* START DATA PROVIDED *
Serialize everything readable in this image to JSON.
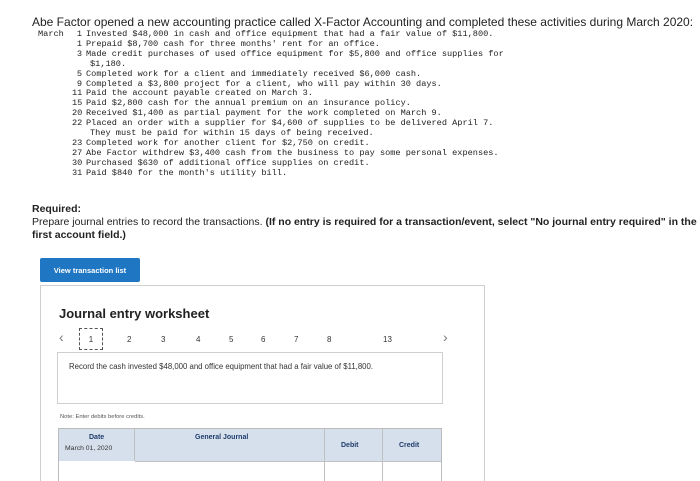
{
  "intro": "Abe Factor opened a new accounting practice called X-Factor Accounting and completed these activities during March 2020:",
  "transactions": {
    "month": "March",
    "items": [
      {
        "day": "1",
        "text": "Invested $48,000 in cash and office equipment that had a fair value of $11,800."
      },
      {
        "day": "1",
        "text": "Prepaid $8,700 cash for three months' rent for an office."
      },
      {
        "day": "3",
        "text": "Made credit purchases of used office equipment for $5,800 and office supplies for",
        "cont": "$1,180."
      },
      {
        "day": "5",
        "text": "Completed work for a client and immediately received $6,000 cash."
      },
      {
        "day": "9",
        "text": "Completed a $3,800 project for a client, who will pay within 30 days."
      },
      {
        "day": "11",
        "text": "Paid the account payable created on March 3."
      },
      {
        "day": "15",
        "text": "Paid $2,800 cash for the annual premium on an insurance policy."
      },
      {
        "day": "20",
        "text": "Received $1,400 as partial payment for the work completed on March 9."
      },
      {
        "day": "22",
        "text": "Placed an order with a supplier for $4,600 of supplies to be delivered April 7.",
        "cont": "They must be paid for within 15 days of being received."
      },
      {
        "day": "23",
        "text": "Completed work for another client for $2,750 on credit."
      },
      {
        "day": "27",
        "text": "Abe Factor withdrew $3,400 cash from the business to pay some personal expenses."
      },
      {
        "day": "30",
        "text": "Purchased $630 of additional office supplies on credit."
      },
      {
        "day": "31",
        "text": "Paid $840 for the month's utility bill."
      }
    ]
  },
  "required": {
    "label": "Required:",
    "instruction": "Prepare journal entries to record the transactions.",
    "note": "(If no entry is required for a transaction/event, select \"No journal entry required\" in the first account field.)"
  },
  "view_button": "View transaction list",
  "worksheet": {
    "title": "Journal entry worksheet",
    "pages": [
      "1",
      "2",
      "3",
      "4",
      "5",
      "6",
      "7",
      "8",
      "13"
    ],
    "active_page": "1",
    "description": "Record the cash invested $48,000 and office equipment that had a fair value of $11,800.",
    "note": "Note: Enter debits before credits.",
    "table": {
      "headers": {
        "date": "Date",
        "account": "General Journal",
        "debit": "Debit",
        "credit": "Credit"
      },
      "row": {
        "date": "March 01, 2020"
      }
    }
  },
  "icons": {
    "prev": "chevron-left-icon",
    "next": "chevron-right-icon"
  },
  "colors": {
    "button": "#1f76c3",
    "table_header": "#d6e0ec",
    "header_text": "#1e3c6b"
  }
}
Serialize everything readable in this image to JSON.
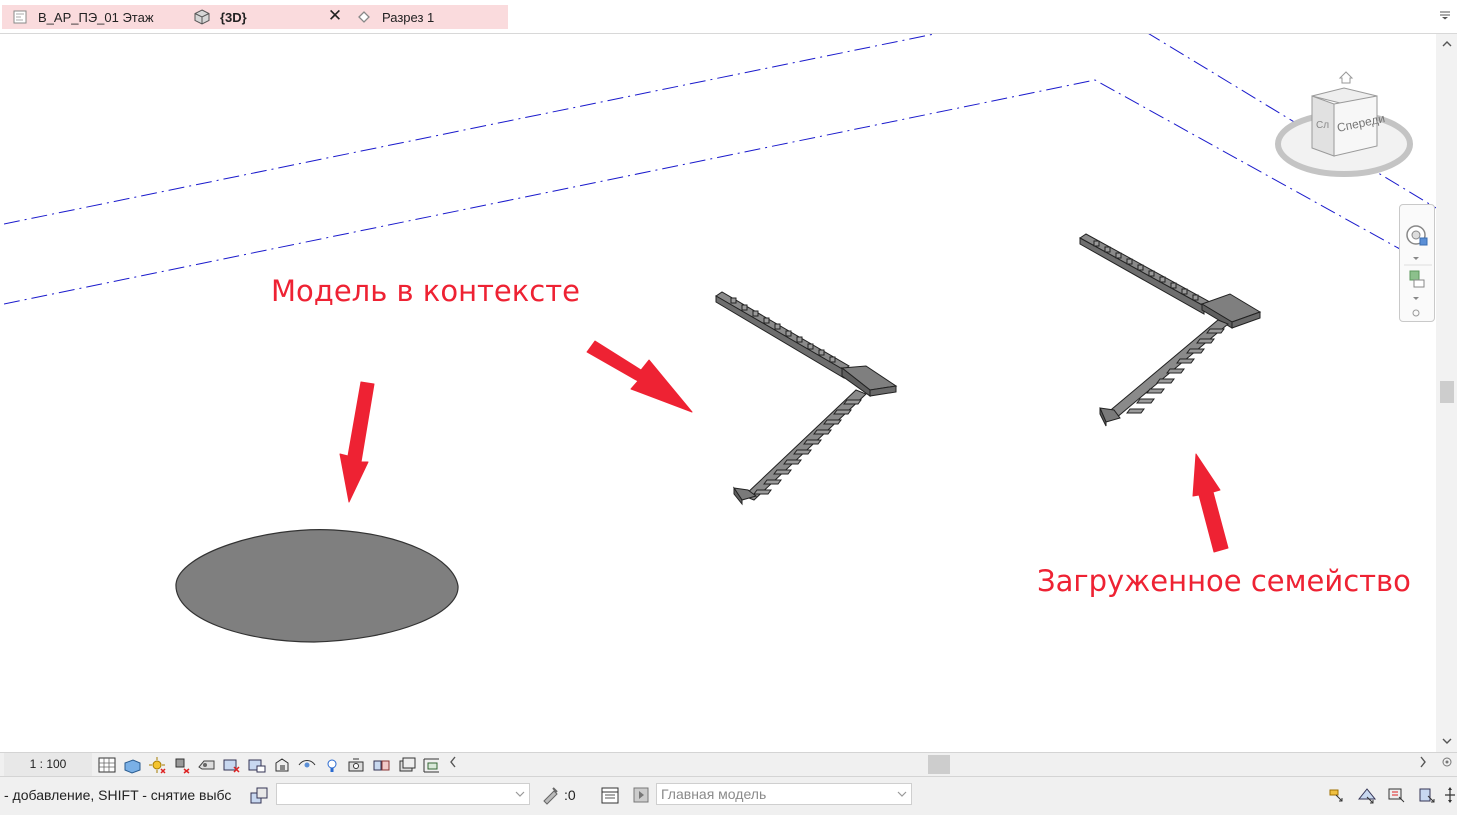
* END DATA PROVIDED *
INSTRUCTION: Reproduce the data word for word, excluding its pictures.

CORRECT RESPONSE:
Serialize everything readable in this image to JSON.
{
  "intro": "Abe Factor opened a new accounting practice called X-Factor Accounting and completed these activities during March 2020:",
  "transactions": {
    "month": "March",
    "items": [
      {
        "day": "1",
        "text": "Invested $48,000 in cash and office equipment that had a fair value of $11,800."
      },
      {
        "day": "1",
        "text": "Prepaid $8,700 cash for three months' rent for an office."
      },
      {
        "day": "3",
        "text": "Made credit purchases of used office equipment for $5,800 and office supplies for",
        "cont": "$1,180."
      },
      {
        "day": "5",
        "text": "Completed work for a client and immediately received $6,000 cash."
      },
      {
        "day": "9",
        "text": "Completed a $3,800 project for a client, who will pay within 30 days."
      },
      {
        "day": "11",
        "text": "Paid the account payable created on March 3."
      },
      {
        "day": "15",
        "text": "Paid $2,800 cash for the annual premium on an insurance policy."
      },
      {
        "day": "20",
        "text": "Received $1,400 as partial payment for the work completed on March 9."
      },
      {
        "day": "22",
        "text": "Placed an order with a supplier for $4,600 of supplies to be delivered April 7.",
        "cont": "They must be paid for within 15 days of being received."
      },
      {
        "day": "23",
        "text": "Completed work for another client for $2,750 on credit."
      },
      {
        "day": "27",
        "text": "Abe Factor withdrew $3,400 cash from the business to pay some personal expenses."
      },
      {
        "day": "30",
        "text": "Purchased $630 of additional office supplies on credit."
      },
      {
        "day": "31",
        "text": "Paid $840 for the month's utility bill."
      }
    ]
  },
  "required": {
    "label": "Required:",
    "instruction": "Prepare journal entries to record the transactions.",
    "note": "(If no entry is required for a transaction/event, select \"No journal entry required\" in the first account field.)"
  },
  "view_button": "View transaction list",
  "worksheet": {
    "title": "Journal entry worksheet",
    "pages": [
      "1",
      "2",
      "3",
      "4",
      "5",
      "6",
      "7",
      "8",
      "13"
    ],
    "active_page": "1",
    "description": "Record the cash invested $48,000 and office equipment that had a fair value of $11,800.",
    "note": "Note: Enter debits before credits.",
    "table": {
      "headers": {
        "date": "Date",
        "account": "General Journal",
        "debit": "Debit",
        "credit": "Credit"
      },
      "row": {
        "date": "March 01, 2020"
      }
    }
  },
  "icons": {
    "prev": "chevron-left-icon",
    "next": "chevron-right-icon"
  },
  "colors": {
    "button": "#1f76c3",
    "table_header": "#d6e0ec",
    "header_text": "#1e3c6b"
  }
}
Serialize everything readable in this image to JSON.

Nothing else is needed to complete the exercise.